• **Data supplied**:
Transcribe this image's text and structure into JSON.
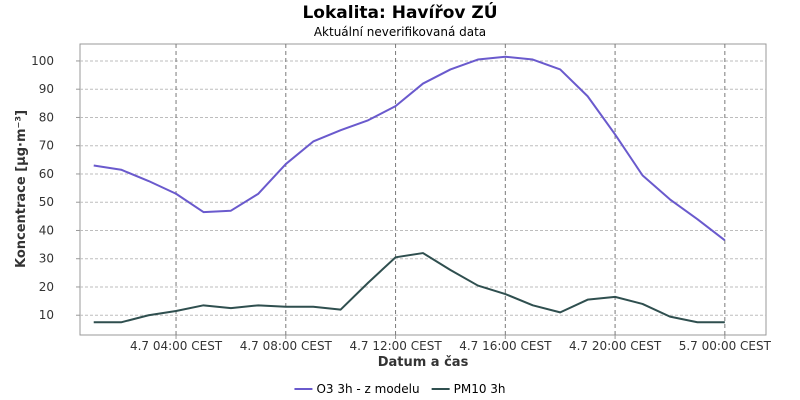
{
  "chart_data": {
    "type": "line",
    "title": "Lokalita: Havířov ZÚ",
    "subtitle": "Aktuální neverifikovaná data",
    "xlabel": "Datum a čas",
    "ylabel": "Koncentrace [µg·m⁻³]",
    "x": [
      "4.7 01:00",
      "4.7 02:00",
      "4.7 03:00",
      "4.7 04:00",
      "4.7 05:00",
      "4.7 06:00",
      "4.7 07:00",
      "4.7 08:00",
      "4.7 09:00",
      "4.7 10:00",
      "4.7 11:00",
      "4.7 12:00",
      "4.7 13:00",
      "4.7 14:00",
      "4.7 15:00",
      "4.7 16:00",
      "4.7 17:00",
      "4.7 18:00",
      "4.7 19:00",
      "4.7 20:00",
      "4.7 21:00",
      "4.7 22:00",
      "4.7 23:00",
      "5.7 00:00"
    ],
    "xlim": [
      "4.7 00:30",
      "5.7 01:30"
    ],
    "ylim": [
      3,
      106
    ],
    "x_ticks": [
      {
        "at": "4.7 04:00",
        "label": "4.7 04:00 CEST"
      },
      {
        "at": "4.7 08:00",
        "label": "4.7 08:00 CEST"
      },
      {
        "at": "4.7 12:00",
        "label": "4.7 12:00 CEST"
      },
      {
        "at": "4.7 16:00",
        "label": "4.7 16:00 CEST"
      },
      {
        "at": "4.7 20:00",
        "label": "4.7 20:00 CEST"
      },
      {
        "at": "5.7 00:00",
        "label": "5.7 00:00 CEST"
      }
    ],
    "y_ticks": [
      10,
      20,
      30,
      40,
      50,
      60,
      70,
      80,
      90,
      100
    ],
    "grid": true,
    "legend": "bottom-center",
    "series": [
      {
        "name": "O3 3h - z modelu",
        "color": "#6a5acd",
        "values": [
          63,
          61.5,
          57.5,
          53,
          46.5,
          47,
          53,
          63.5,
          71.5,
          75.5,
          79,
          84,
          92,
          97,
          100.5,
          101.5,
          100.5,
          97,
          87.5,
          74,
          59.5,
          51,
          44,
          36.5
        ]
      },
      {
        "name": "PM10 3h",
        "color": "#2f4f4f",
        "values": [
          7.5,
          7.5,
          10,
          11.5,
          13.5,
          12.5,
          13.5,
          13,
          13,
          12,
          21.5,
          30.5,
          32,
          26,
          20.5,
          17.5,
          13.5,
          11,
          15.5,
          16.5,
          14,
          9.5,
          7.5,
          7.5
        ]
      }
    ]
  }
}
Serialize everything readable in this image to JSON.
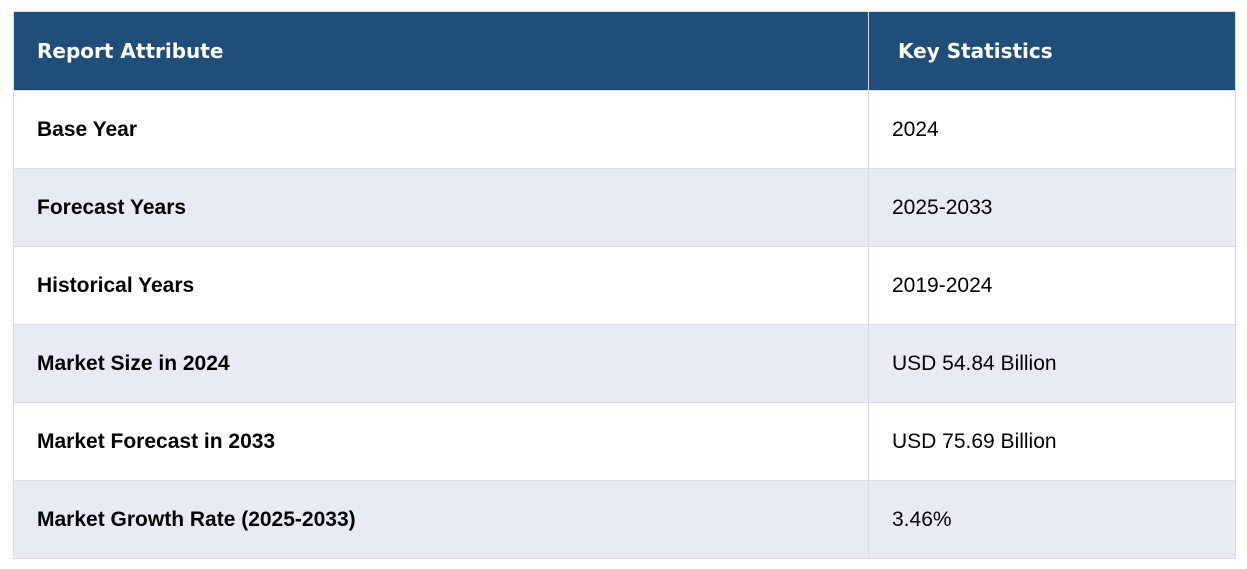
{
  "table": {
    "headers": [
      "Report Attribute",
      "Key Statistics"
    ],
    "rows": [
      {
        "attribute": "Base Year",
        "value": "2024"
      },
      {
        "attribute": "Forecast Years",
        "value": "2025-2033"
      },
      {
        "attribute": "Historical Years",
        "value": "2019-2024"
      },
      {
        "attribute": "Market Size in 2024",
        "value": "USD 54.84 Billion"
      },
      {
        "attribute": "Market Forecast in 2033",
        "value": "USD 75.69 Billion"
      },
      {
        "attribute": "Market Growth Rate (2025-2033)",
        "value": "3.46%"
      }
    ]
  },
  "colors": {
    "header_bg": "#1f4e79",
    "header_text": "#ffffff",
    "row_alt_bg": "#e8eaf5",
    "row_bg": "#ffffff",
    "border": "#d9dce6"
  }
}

• **Directive**: Read the lines above. Gather those in which the string "this" is found.

• **Task solution**:
Transcribe this image's text and structure into JSON.
Serialize everything readable in this image to JSON.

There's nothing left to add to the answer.